- [Given task]: Return all the data, word for word.

Dataset excerpt:
-*-

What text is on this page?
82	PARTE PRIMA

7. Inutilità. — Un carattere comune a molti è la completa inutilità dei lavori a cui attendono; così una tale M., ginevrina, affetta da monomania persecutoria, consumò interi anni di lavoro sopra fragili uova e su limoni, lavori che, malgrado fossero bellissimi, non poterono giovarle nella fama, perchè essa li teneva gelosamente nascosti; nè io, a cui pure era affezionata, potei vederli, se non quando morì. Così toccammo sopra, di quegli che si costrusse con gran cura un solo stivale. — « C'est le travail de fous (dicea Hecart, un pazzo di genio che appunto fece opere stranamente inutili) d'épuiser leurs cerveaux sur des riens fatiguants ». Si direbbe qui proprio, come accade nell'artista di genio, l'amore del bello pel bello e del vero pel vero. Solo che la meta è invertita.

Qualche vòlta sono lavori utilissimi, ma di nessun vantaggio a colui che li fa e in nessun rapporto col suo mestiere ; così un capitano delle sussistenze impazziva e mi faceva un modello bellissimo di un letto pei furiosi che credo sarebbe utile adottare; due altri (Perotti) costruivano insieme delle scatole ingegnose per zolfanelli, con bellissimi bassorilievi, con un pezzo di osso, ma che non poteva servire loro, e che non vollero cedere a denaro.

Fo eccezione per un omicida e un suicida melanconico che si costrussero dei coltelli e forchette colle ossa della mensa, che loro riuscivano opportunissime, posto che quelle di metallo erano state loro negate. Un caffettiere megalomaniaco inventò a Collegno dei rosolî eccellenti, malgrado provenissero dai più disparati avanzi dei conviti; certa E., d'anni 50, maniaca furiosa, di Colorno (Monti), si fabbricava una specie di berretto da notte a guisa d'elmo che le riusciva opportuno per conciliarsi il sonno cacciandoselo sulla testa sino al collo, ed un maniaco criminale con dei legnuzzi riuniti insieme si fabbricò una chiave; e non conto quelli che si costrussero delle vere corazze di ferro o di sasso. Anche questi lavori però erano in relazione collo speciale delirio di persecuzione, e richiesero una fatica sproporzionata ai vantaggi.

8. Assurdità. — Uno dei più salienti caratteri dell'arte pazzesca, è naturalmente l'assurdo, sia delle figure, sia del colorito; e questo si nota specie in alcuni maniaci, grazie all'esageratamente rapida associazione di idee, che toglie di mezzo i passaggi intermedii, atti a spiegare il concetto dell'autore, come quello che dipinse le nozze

-*-

- [Correct answer]:
What text is on this page?
82	PARTE PRIMA

7. Inutilità. — Un carattere comune a molti è la completa inutilità dei lavori a cui attendono; così una tale M., ginevrina, affetta da monomania persecutoria, consumò interi anni di lavoro sopra fragili uova e su limoni, lavori che, malgrado fossero bellissimi, non poterono giovarle nella fama, perchè essa li teneva gelosamente nascosti; nè io, a cui pure era affezionata, potei vederli, se non quando morì. Così toccammo sopra, di quegli che si costrusse con gran cura un solo stivale. — « C'est le travail de fous (dicea Hecart, un pazzo di genio che appunto fece opere stranamente inutili) d'épuiser leurs cerveaux sur des riens fatiguants ». Si direbbe qui proprio, come accade nell'artista di genio, l'amore del bello pel bello e del vero pel vero. Solo che la meta è invertita.

Qualche vòlta sono lavori utilissimi, ma di nessun vantaggio a colui che li fa e in nessun rapporto col suo mestiere ; così un capitano delle sussistenze impazziva e mi faceva un modello bellissimo di un letto pei furiosi che credo sarebbe utile adottare; due altri (Perotti) costruivano insieme delle scatole ingegnose per zolfanelli, con bellissimi bassorilievi, con un pezzo di osso, ma che non poteva servire loro, e che non vollero cedere a denaro.

Fo eccezione per un omicida e un suicida melanconico che si costrussero dei coltelli e forchette colle ossa della mensa, che loro riuscivano opportunissime, posto che quelle di metallo erano state loro negate. Un caffettiere megalomaniaco inventò a Collegno dei rosolî eccellenti, malgrado provenissero dai più disparati avanzi dei conviti; certa E., d'anni 50, maniaca furiosa, di Colorno (Monti), si fabbricava una specie di berretto da notte a guisa d'elmo che le riusciva opportuno per conciliarsi il sonno cacciandoselo sulla testa sino al collo, ed un maniaco criminale con dei legnuzzi riuniti insieme si fabbricò una chiave; e non conto quelli che si costrussero delle vere corazze di ferro o di sasso. Anche questi lavori però erano in relazione collo speciale delirio di persecuzione, e richiesero una fatica sproporzionata ai vantaggi.

8. Assurdità. — Uno dei più salienti caratteri dell'arte pazzesca, è naturalmente l'assurdo, sia delle figure, sia del colorito; e questo si nota specie in alcuni maniaci, grazie all'esageratamente rapida associazione di idee, che toglie di mezzo i passaggi intermedii, atti a spiegare il concetto dell'autore, come quello che dipinse le nozze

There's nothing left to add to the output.